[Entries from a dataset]
^^^^^^^^^^^^^^^^

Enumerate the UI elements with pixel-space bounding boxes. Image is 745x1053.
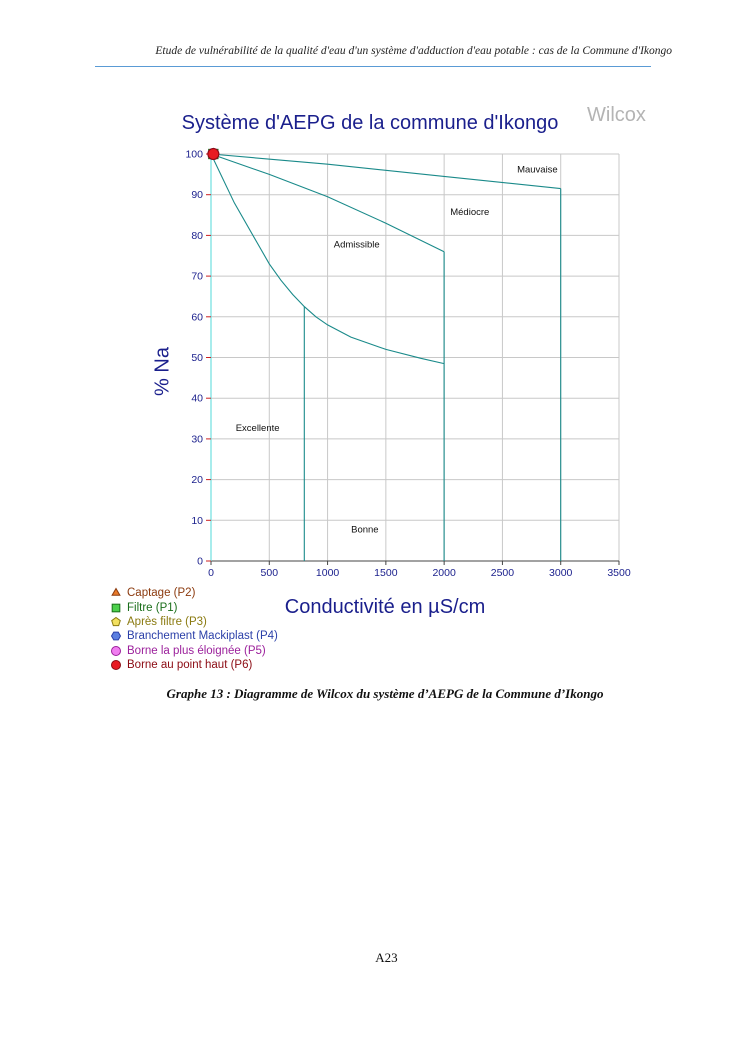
triangle-marker-icon bbox=[111, 587, 121, 596]
circle-marker-icon bbox=[111, 660, 121, 671]
figure-caption: Graphe 13 : Diagramme de Wilcox du systè… bbox=[166, 686, 604, 701]
legend-item: Filtre (P1) bbox=[110, 600, 278, 614]
y-tick-label: 90 bbox=[191, 189, 203, 201]
legend-item: Branchement Mackiplast (P4) bbox=[110, 629, 278, 643]
y-tick-label: 30 bbox=[191, 433, 203, 445]
pentagon-marker-icon bbox=[111, 616, 121, 627]
hexagon-marker-icon bbox=[110, 631, 122, 641]
legend-label: Branchement Mackiplast (P4) bbox=[127, 630, 278, 643]
legend-marker bbox=[111, 616, 121, 627]
x-tick-label: 2000 bbox=[432, 567, 456, 579]
square-marker-icon bbox=[111, 603, 121, 612]
header-rule bbox=[95, 66, 651, 67]
class-label: Bonne bbox=[351, 525, 378, 536]
y-tick-label: 0 bbox=[197, 556, 203, 568]
legend-label: Captage (P2) bbox=[127, 587, 196, 600]
y-tick-label: 50 bbox=[191, 352, 203, 364]
class-label: Excellente bbox=[236, 423, 280, 434]
x-tick-label: 3500 bbox=[607, 567, 631, 579]
x-tick-label: 3000 bbox=[549, 567, 573, 579]
chart-title: Système d'AEPG de la commune d'Ikongo bbox=[181, 112, 559, 134]
legend-marker bbox=[111, 587, 121, 596]
y-tick-label: 100 bbox=[185, 149, 203, 161]
data-point bbox=[207, 148, 220, 160]
legend-label: Filtre (P1) bbox=[127, 601, 178, 614]
page-header: Etude de vulnérabilité de la qualité d'e… bbox=[155, 45, 672, 57]
circle-marker-icon bbox=[111, 645, 121, 656]
x-tick-label: 1500 bbox=[374, 567, 398, 579]
class-label: Médiocre bbox=[450, 207, 489, 218]
legend-label: Borne au point haut (P6) bbox=[127, 659, 253, 672]
legend-marker bbox=[111, 645, 121, 656]
x-tick-label: 0 bbox=[208, 567, 214, 579]
legend-item: Borne au point haut (P6) bbox=[110, 658, 278, 672]
legend-marker bbox=[111, 603, 121, 612]
x-tick-label: 2500 bbox=[491, 567, 515, 579]
chart-legend: Captage (P2) Filtre (P1) Après filtre (P3)… bbox=[110, 586, 278, 672]
class-label: Admissible bbox=[334, 240, 380, 251]
legend-marker bbox=[111, 660, 121, 671]
x-tick-label: 1000 bbox=[316, 567, 340, 579]
legend-label: Borne la plus éloignée (P5) bbox=[127, 644, 266, 657]
class-label: Mauvaise bbox=[517, 164, 558, 175]
legend-marker bbox=[110, 631, 122, 641]
legend-label: Après filtre (P3) bbox=[127, 615, 207, 628]
y-tick-label: 40 bbox=[191, 393, 203, 405]
y-tick-label: 10 bbox=[191, 515, 203, 527]
y-tick-label: 60 bbox=[191, 311, 203, 323]
diagram-label: Wilcox bbox=[587, 104, 646, 126]
legend-item: Après filtre (P3) bbox=[110, 615, 278, 629]
legend-item: Captage (P2) bbox=[110, 586, 278, 600]
class-boundary bbox=[210, 153, 561, 190]
page-number: A23 bbox=[375, 950, 398, 965]
y-tick-label: 20 bbox=[191, 474, 203, 486]
x-axis-label: Conductivité en µS/cm bbox=[284, 596, 486, 618]
legend-item: Borne la plus éloignée (P5) bbox=[110, 644, 278, 658]
y-tick-label: 70 bbox=[191, 271, 203, 283]
y-tick-label: 80 bbox=[191, 230, 203, 242]
class-boundary bbox=[210, 153, 445, 253]
x-tick-label: 500 bbox=[261, 567, 279, 579]
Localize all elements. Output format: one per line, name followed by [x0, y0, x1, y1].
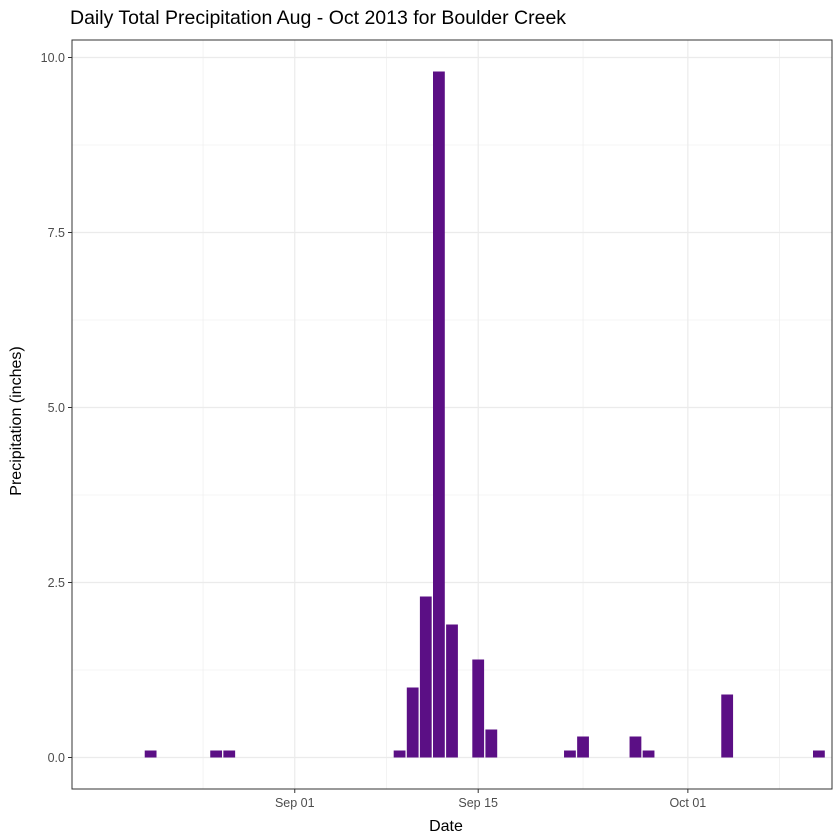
precip-bar: [144, 750, 157, 758]
x-tick-label: Sep 01: [275, 796, 315, 810]
bars-group: [144, 71, 825, 758]
precip-bar: [210, 750, 223, 758]
y-axis: 0.0 2.5 5.0 7.5 10.0: [41, 51, 72, 765]
y-tick-label: 2.5: [48, 576, 65, 590]
x-axis-title: Date: [429, 818, 463, 835]
y-tick-label: 10.0: [41, 51, 65, 65]
precip-bar: [485, 729, 498, 758]
chart-title: Daily Total Precipitation Aug - Oct 2013…: [70, 7, 566, 29]
precip-bar: [564, 750, 576, 758]
precip-bar: [577, 736, 589, 758]
y-axis-title: Precipitation (inches): [8, 346, 25, 495]
precip-bar: [223, 750, 236, 758]
x-tick-label: Sep 15: [458, 796, 498, 810]
precip-bar: [472, 659, 485, 758]
precip-bar: [642, 750, 655, 758]
precip-bar: [446, 624, 458, 758]
y-tick-label: 7.5: [48, 226, 65, 240]
precip-bar: [433, 71, 445, 758]
precip-bar: [419, 596, 432, 758]
y-tick-label: 0.0: [48, 751, 65, 765]
precip-bar: [813, 750, 825, 758]
precip-bar: [393, 750, 406, 758]
minor-gridlines: [72, 40, 832, 789]
precip-bar: [721, 694, 734, 758]
y-tick-label: 5.0: [48, 401, 65, 415]
x-tick-label: Oct 01: [669, 796, 706, 810]
x-axis: Sep 01 Sep 15 Oct 01: [275, 789, 706, 810]
precip-bar: [629, 736, 642, 758]
panel-border: [71, 39, 833, 790]
precip-bar: [406, 687, 419, 758]
major-gridlines: [72, 40, 832, 789]
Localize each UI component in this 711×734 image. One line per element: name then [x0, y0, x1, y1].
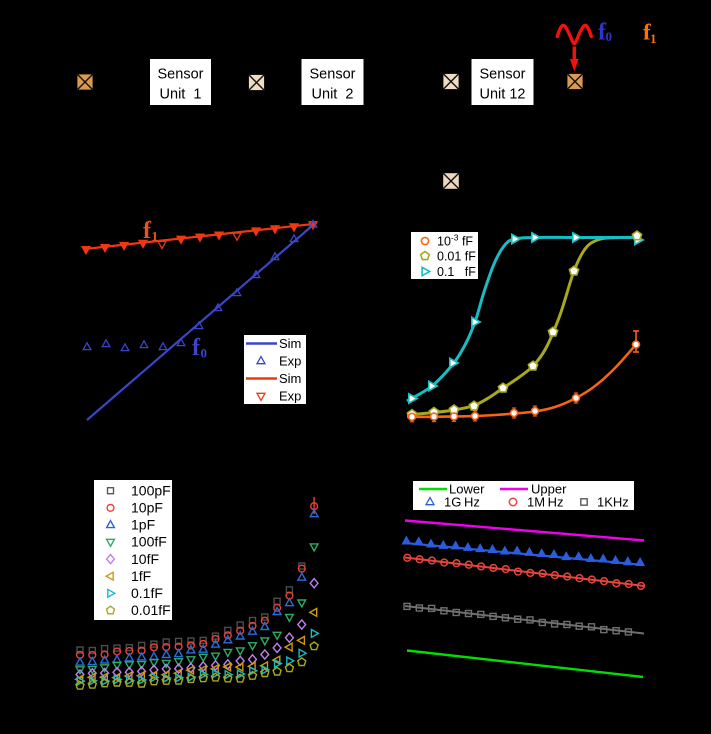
svg-text:10pF: 10pF: [131, 500, 163, 516]
svg-text:1KHz: 1KHz: [597, 495, 629, 510]
svg-text:0.01 fF: 0.01 fF: [437, 250, 476, 264]
svg-text:Unit 12: Unit 12: [480, 87, 526, 103]
svg-text:f: f: [598, 20, 607, 46]
svg-text:0: 0: [201, 346, 208, 361]
svg-text:Lower: Lower: [449, 482, 485, 497]
svg-text:Unit 2: Unit 2: [312, 87, 354, 103]
svg-text:1fF: 1fF: [131, 568, 151, 584]
svg-text:Sim: Sim: [279, 336, 301, 351]
svg-text:Sensor: Sensor: [310, 67, 356, 83]
svg-text:Sim: Sim: [279, 371, 301, 386]
svg-text:1: 1: [152, 229, 159, 244]
svg-text:1pF: 1pF: [131, 517, 155, 533]
svg-text:0: 0: [606, 29, 613, 44]
svg-text:10fF: 10fF: [131, 551, 159, 567]
svg-text:0.01fF: 0.01fF: [131, 602, 171, 618]
svg-text:100pF: 100pF: [131, 482, 171, 498]
svg-text:Sensor: Sensor: [158, 67, 204, 83]
svg-text:f: f: [143, 218, 152, 244]
svg-text:1M Hz: 1M Hz: [527, 495, 564, 510]
svg-text:100fF: 100fF: [131, 534, 167, 550]
svg-text:1G Hz: 1G Hz: [444, 495, 480, 510]
svg-text:0.1fF: 0.1fF: [131, 585, 163, 601]
svg-text:Unit 1: Unit 1: [160, 87, 202, 103]
svg-text:1: 1: [650, 31, 657, 46]
svg-text:Upper: Upper: [531, 482, 567, 497]
svg-text:0.1 fF: 0.1 fF: [437, 265, 476, 279]
svg-text:10-3 fF: 10-3 fF: [437, 233, 473, 249]
svg-text:Exp: Exp: [279, 354, 301, 369]
svg-text:Exp: Exp: [279, 389, 301, 404]
svg-text:Sensor: Sensor: [480, 67, 526, 83]
svg-text:f: f: [643, 20, 651, 45]
svg-text:f: f: [192, 335, 201, 361]
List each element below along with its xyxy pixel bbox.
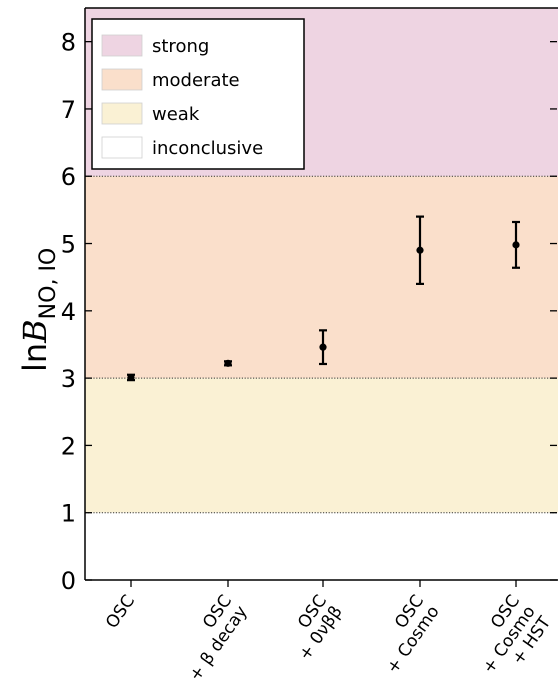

^^^^^^^^^^^^^^^^

- Goal
Extract every line of the records above verbatim, omitting the pictures from your answer.

- Written solution
Enumerate the UI elements with pixel-space bounding boxes. Image is 745x1053.
triangle-marker-icon bbox=[111, 587, 121, 596]
circle-marker-icon bbox=[111, 660, 121, 671]
figure-caption: Graphe 13 : Diagramme de Wilcox du systè… bbox=[166, 686, 604, 701]
legend-item: Filtre (P1) bbox=[110, 600, 278, 614]
y-tick-label: 90 bbox=[191, 189, 203, 201]
legend-item: Branchement Mackiplast (P4) bbox=[110, 629, 278, 643]
y-tick-label: 30 bbox=[191, 433, 203, 445]
pentagon-marker-icon bbox=[111, 616, 121, 627]
hexagon-marker-icon bbox=[110, 631, 122, 641]
legend-label: Branchement Mackiplast (P4) bbox=[127, 630, 278, 643]
legend-marker bbox=[111, 616, 121, 627]
x-tick-label: 2000 bbox=[432, 567, 456, 579]
square-marker-icon bbox=[111, 603, 121, 612]
header-rule bbox=[95, 66, 651, 67]
class-label: Bonne bbox=[351, 525, 378, 536]
y-tick-label: 0 bbox=[197, 556, 203, 568]
legend-label: Captage (P2) bbox=[127, 587, 196, 600]
y-tick-label: 50 bbox=[191, 352, 203, 364]
class-label: Excellente bbox=[236, 423, 280, 434]
x-tick-label: 3500 bbox=[607, 567, 631, 579]
x-tick-label: 3000 bbox=[549, 567, 573, 579]
chart-title: Système d'AEPG de la commune d'Ikongo bbox=[181, 112, 559, 134]
legend-marker bbox=[111, 587, 121, 596]
y-tick-label: 100 bbox=[185, 149, 203, 161]
data-point bbox=[207, 148, 220, 160]
legend-label: Filtre (P1) bbox=[127, 601, 178, 614]
page-header: Etude de vulnérabilité de la qualité d'e… bbox=[155, 45, 672, 57]
circle-marker-icon bbox=[111, 645, 121, 656]
x-tick-label: 1500 bbox=[374, 567, 398, 579]
class-label: Médiocre bbox=[450, 207, 489, 218]
legend-label: Borne au point haut (P6) bbox=[127, 659, 253, 672]
legend-marker bbox=[111, 645, 121, 656]
x-tick-label: 0 bbox=[208, 567, 214, 579]
legend-item: Borne au point haut (P6) bbox=[110, 658, 278, 672]
legend-marker bbox=[111, 603, 121, 612]
x-tick-label: 2500 bbox=[491, 567, 515, 579]
chart-legend: Captage (P2) Filtre (P1) Après filtre (P3)… bbox=[110, 586, 278, 672]
class-label: Admissible bbox=[334, 240, 380, 251]
legend-marker bbox=[111, 660, 121, 671]
x-tick-label: 1000 bbox=[316, 567, 340, 579]
legend-label: Borne la plus éloignée (P5) bbox=[127, 644, 266, 657]
class-label: Mauvaise bbox=[517, 164, 558, 175]
legend-marker bbox=[110, 631, 122, 641]
legend-label: Après filtre (P3) bbox=[127, 615, 207, 628]
y-tick-label: 40 bbox=[191, 393, 203, 405]
y-tick-label: 10 bbox=[191, 515, 203, 527]
y-tick-label: 60 bbox=[191, 311, 203, 323]
diagram-label: Wilcox bbox=[587, 104, 646, 126]
legend-item: Après filtre (P3) bbox=[110, 615, 278, 629]
legend-item: Captage (P2) bbox=[110, 586, 278, 600]
class-boundary bbox=[210, 153, 561, 190]
page-number: A23 bbox=[375, 950, 398, 965]
y-tick-label: 20 bbox=[191, 474, 203, 486]
x-axis-label: Conductivité en µS/cm bbox=[284, 596, 486, 618]
legend-item: Borne la plus éloignée (P5) bbox=[110, 644, 278, 658]
y-tick-label: 70 bbox=[191, 271, 203, 283]
y-tick-label: 80 bbox=[191, 230, 203, 242]
class-boundary bbox=[210, 153, 445, 253]
x-tick-label: 500 bbox=[261, 567, 279, 579]
Localize all elements. Output format: one per line, name followed by [x0, y0, x1, y1].
precip-bar: [144, 750, 157, 758]
x-tick-label: Sep 01: [275, 796, 315, 810]
bars-group: [144, 71, 825, 758]
precip-bar: [210, 750, 223, 758]
y-axis: 0.0 2.5 5.0 7.5 10.0: [41, 51, 72, 765]
y-tick-label: 2.5: [48, 576, 65, 590]
x-axis-title: Date: [429, 818, 463, 835]
y-tick-label: 10.0: [41, 51, 65, 65]
precip-bar: [485, 729, 498, 758]
chart-title: Daily Total Precipitation Aug - Oct 2013…: [70, 7, 566, 29]
precip-bar: [564, 750, 576, 758]
precip-bar: [577, 736, 589, 758]
y-axis-title: Precipitation (inches): [8, 346, 25, 495]
precip-bar: [223, 750, 236, 758]
x-tick-label: Sep 15: [458, 796, 498, 810]
precip-bar: [472, 659, 485, 758]
precip-bar: [642, 750, 655, 758]
precip-bar: [446, 624, 458, 758]
y-tick-label: 7.5: [48, 226, 65, 240]
precip-bar: [433, 71, 445, 758]
precip-bar: [419, 596, 432, 758]
y-tick-label: 0.0: [48, 751, 65, 765]
precip-bar: [813, 750, 825, 758]
precip-bar: [393, 750, 406, 758]
minor-gridlines: [72, 40, 832, 789]
precip-bar: [721, 694, 734, 758]
y-tick-label: 5.0: [48, 401, 65, 415]
x-tick-label: Oct 01: [669, 796, 706, 810]
x-axis: Sep 01 Sep 15 Oct 01: [275, 789, 706, 810]
precip-bar: [629, 736, 642, 758]
panel-border: [71, 39, 833, 790]
precip-bar: [406, 687, 419, 758]
major-gridlines: [72, 40, 832, 789]
Localize each UI component in this 711×734 image. One line per element: name then [x0, y0, x1, y1].
svg-text:10pF: 10pF: [131, 500, 163, 516]
svg-text:1KHz: 1KHz: [597, 495, 629, 510]
svg-text:0.01 fF: 0.01 fF: [437, 250, 476, 264]
svg-text:Unit 12: Unit 12: [480, 87, 526, 103]
svg-text:f: f: [598, 20, 607, 46]
svg-text:0: 0: [201, 346, 208, 361]
svg-text:Lower: Lower: [449, 482, 485, 497]
svg-text:Unit 2: Unit 2: [312, 87, 354, 103]
svg-text:1fF: 1fF: [131, 568, 151, 584]
svg-text:Sim: Sim: [279, 336, 301, 351]
svg-text:Sensor: Sensor: [310, 67, 356, 83]
svg-text:Sim: Sim: [279, 371, 301, 386]
svg-text:1: 1: [152, 229, 159, 244]
svg-text:1pF: 1pF: [131, 517, 155, 533]
svg-text:0: 0: [606, 29, 613, 44]
svg-text:10fF: 10fF: [131, 551, 159, 567]
svg-text:0.01fF: 0.01fF: [131, 602, 171, 618]
svg-text:100pF: 100pF: [131, 482, 171, 498]
svg-text:Sensor: Sensor: [158, 67, 204, 83]
svg-text:f: f: [143, 218, 152, 244]
svg-text:1M Hz: 1M Hz: [527, 495, 564, 510]
svg-text:100fF: 100fF: [131, 534, 167, 550]
svg-text:1G Hz: 1G Hz: [444, 495, 480, 510]
svg-text:0.1fF: 0.1fF: [131, 585, 163, 601]
svg-text:Unit 1: Unit 1: [160, 87, 202, 103]
svg-text:1: 1: [650, 31, 657, 46]
svg-text:Upper: Upper: [531, 482, 567, 497]
svg-text:0.1 fF: 0.1 fF: [437, 265, 476, 279]
svg-text:10-3 fF: 10-3 fF: [437, 233, 473, 249]
svg-text:Exp: Exp: [279, 354, 301, 369]
svg-text:Exp: Exp: [279, 389, 301, 404]
svg-text:Sensor: Sensor: [480, 67, 526, 83]
svg-text:f: f: [643, 20, 651, 45]
svg-text:f: f: [192, 335, 201, 361]
List each element below along with its xyxy pixel bbox.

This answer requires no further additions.